= Prompt =
Pull every "icon" line out of the data below.

= Dataset =
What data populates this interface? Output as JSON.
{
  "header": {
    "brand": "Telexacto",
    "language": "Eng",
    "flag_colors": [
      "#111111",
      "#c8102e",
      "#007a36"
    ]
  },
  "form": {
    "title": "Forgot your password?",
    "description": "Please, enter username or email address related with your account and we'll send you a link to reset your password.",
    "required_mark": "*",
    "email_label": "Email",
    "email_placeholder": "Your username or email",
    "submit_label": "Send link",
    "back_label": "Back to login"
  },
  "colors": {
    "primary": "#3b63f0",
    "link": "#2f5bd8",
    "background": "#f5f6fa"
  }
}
==
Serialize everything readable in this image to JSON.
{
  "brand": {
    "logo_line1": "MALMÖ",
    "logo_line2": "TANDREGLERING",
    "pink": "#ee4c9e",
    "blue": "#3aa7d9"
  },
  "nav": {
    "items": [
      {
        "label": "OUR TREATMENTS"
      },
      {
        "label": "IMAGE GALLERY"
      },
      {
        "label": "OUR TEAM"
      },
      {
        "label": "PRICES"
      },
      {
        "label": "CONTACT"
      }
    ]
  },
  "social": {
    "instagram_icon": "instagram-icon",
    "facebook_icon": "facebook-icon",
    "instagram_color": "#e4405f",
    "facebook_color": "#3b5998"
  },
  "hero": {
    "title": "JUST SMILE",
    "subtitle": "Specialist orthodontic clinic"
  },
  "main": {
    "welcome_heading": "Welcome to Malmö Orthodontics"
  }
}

= Right answer =
    "instagram_icon": "instagram-icon",
    "facebook_icon": "facebook-icon",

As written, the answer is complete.